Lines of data
- - -

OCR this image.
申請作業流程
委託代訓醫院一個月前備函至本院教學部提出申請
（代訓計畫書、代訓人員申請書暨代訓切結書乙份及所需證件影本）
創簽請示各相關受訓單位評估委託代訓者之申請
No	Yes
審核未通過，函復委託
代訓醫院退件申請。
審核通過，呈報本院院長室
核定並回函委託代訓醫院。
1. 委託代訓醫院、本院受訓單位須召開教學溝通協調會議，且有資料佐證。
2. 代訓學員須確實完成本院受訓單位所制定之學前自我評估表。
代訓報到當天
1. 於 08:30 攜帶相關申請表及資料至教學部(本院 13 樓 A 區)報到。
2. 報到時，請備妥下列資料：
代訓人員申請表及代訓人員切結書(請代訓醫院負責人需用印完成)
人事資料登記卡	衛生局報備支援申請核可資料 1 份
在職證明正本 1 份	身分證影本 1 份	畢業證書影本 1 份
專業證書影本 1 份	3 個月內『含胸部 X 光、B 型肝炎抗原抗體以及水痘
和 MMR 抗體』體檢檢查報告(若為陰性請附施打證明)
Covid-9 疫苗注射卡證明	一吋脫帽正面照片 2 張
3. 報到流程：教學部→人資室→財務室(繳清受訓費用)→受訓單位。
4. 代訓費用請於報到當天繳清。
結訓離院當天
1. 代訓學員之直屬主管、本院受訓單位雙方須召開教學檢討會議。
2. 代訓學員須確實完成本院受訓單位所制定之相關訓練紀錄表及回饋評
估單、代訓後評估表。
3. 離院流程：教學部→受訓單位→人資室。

- - -

Please repeat all the records above exactly as they appear.

**Answer to this task**:
OCR this image.
申請作業流程
委託代訓醫院一個月前備函至本院教學部提出申請
（代訓計畫書、代訓人員申請書暨代訓切結書乙份及所需證件影本）
創簽請示各相關受訓單位評估委託代訓者之申請
No	Yes
審核未通過，函復委託
代訓醫院退件申請。
審核通過，呈報本院院長室
核定並回函委託代訓醫院。
1. 委託代訓醫院、本院受訓單位須召開教學溝通協調會議，且有資料佐證。
2. 代訓學員須確實完成本院受訓單位所制定之學前自我評估表。
代訓報到當天
1. 於 08:30 攜帶相關申請表及資料至教學部(本院 13 樓 A 區)報到。
2. 報到時，請備妥下列資料：
代訓人員申請表及代訓人員切結書(請代訓醫院負責人需用印完成)
人事資料登記卡	衛生局報備支援申請核可資料 1 份
在職證明正本 1 份	身分證影本 1 份	畢業證書影本 1 份
專業證書影本 1 份	3 個月內『含胸部 X 光、B 型肝炎抗原抗體以及水痘
和 MMR 抗體』體檢檢查報告(若為陰性請附施打證明)
Covid-9 疫苗注射卡證明	一吋脫帽正面照片 2 張
3. 報到流程：教學部→人資室→財務室(繳清受訓費用)→受訓單位。
4. 代訓費用請於報到當天繳清。
結訓離院當天
1. 代訓學員之直屬主管、本院受訓單位雙方須召開教學檢討會議。
2. 代訓學員須確實完成本院受訓單位所制定之相關訓練紀錄表及回饋評
估單、代訓後評估表。
3. 離院流程：教學部→受訓單位→人資室。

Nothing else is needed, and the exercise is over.